Problem description ▸ What is the count of lines in the listing below that hold the string "Decision"? Reply with that number alone.

'''

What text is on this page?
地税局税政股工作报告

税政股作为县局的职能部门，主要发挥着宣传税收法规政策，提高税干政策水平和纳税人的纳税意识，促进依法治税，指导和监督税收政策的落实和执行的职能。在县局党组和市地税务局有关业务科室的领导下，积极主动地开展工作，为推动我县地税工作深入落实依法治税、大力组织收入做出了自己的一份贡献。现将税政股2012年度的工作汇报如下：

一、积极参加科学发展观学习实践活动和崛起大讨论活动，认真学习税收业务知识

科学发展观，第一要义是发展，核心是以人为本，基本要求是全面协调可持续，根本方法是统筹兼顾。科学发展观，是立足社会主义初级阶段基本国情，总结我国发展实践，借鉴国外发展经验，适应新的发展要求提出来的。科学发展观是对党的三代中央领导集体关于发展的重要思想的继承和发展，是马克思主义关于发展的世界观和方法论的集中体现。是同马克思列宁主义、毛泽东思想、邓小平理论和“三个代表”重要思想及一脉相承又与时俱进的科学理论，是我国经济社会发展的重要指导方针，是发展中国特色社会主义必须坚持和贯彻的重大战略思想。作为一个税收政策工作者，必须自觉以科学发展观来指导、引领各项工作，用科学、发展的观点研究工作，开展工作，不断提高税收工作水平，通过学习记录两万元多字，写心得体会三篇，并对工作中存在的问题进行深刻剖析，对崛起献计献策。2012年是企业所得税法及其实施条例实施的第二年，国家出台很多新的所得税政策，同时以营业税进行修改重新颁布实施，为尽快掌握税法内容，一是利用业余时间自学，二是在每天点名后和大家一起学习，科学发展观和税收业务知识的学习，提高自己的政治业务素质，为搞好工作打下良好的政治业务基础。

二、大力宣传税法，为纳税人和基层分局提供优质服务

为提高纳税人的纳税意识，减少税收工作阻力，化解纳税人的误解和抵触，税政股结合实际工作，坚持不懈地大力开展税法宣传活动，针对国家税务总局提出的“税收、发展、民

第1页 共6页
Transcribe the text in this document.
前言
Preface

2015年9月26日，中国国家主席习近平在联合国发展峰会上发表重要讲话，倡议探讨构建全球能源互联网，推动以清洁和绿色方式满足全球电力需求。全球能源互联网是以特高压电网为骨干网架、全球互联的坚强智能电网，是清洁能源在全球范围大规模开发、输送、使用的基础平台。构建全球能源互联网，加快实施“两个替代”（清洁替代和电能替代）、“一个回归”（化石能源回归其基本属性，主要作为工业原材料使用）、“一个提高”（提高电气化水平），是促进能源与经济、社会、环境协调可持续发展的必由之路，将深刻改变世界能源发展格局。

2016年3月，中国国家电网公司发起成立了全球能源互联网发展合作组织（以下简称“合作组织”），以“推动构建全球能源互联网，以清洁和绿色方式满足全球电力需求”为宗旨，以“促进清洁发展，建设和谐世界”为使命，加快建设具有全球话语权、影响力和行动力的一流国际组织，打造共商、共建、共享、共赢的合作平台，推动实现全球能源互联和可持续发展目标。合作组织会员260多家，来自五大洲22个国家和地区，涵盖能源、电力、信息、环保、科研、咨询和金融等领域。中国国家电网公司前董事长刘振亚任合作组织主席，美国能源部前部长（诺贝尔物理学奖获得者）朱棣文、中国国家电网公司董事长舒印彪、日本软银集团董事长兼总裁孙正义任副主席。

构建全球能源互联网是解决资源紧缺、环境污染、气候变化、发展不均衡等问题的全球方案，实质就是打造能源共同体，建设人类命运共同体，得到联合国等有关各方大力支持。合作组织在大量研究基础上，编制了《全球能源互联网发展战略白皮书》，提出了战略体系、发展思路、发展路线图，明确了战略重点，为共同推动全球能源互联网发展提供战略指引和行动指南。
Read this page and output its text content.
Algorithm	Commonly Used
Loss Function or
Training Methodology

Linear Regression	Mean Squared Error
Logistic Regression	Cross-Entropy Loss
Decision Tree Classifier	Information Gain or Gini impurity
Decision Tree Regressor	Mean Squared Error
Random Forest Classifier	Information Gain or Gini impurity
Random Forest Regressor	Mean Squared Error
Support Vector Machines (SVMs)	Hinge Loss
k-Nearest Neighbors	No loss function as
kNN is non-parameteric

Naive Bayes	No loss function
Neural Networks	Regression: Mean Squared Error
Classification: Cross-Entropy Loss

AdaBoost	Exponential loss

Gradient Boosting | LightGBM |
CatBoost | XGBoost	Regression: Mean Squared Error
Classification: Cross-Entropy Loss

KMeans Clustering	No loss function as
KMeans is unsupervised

'''

Task output ▸ 2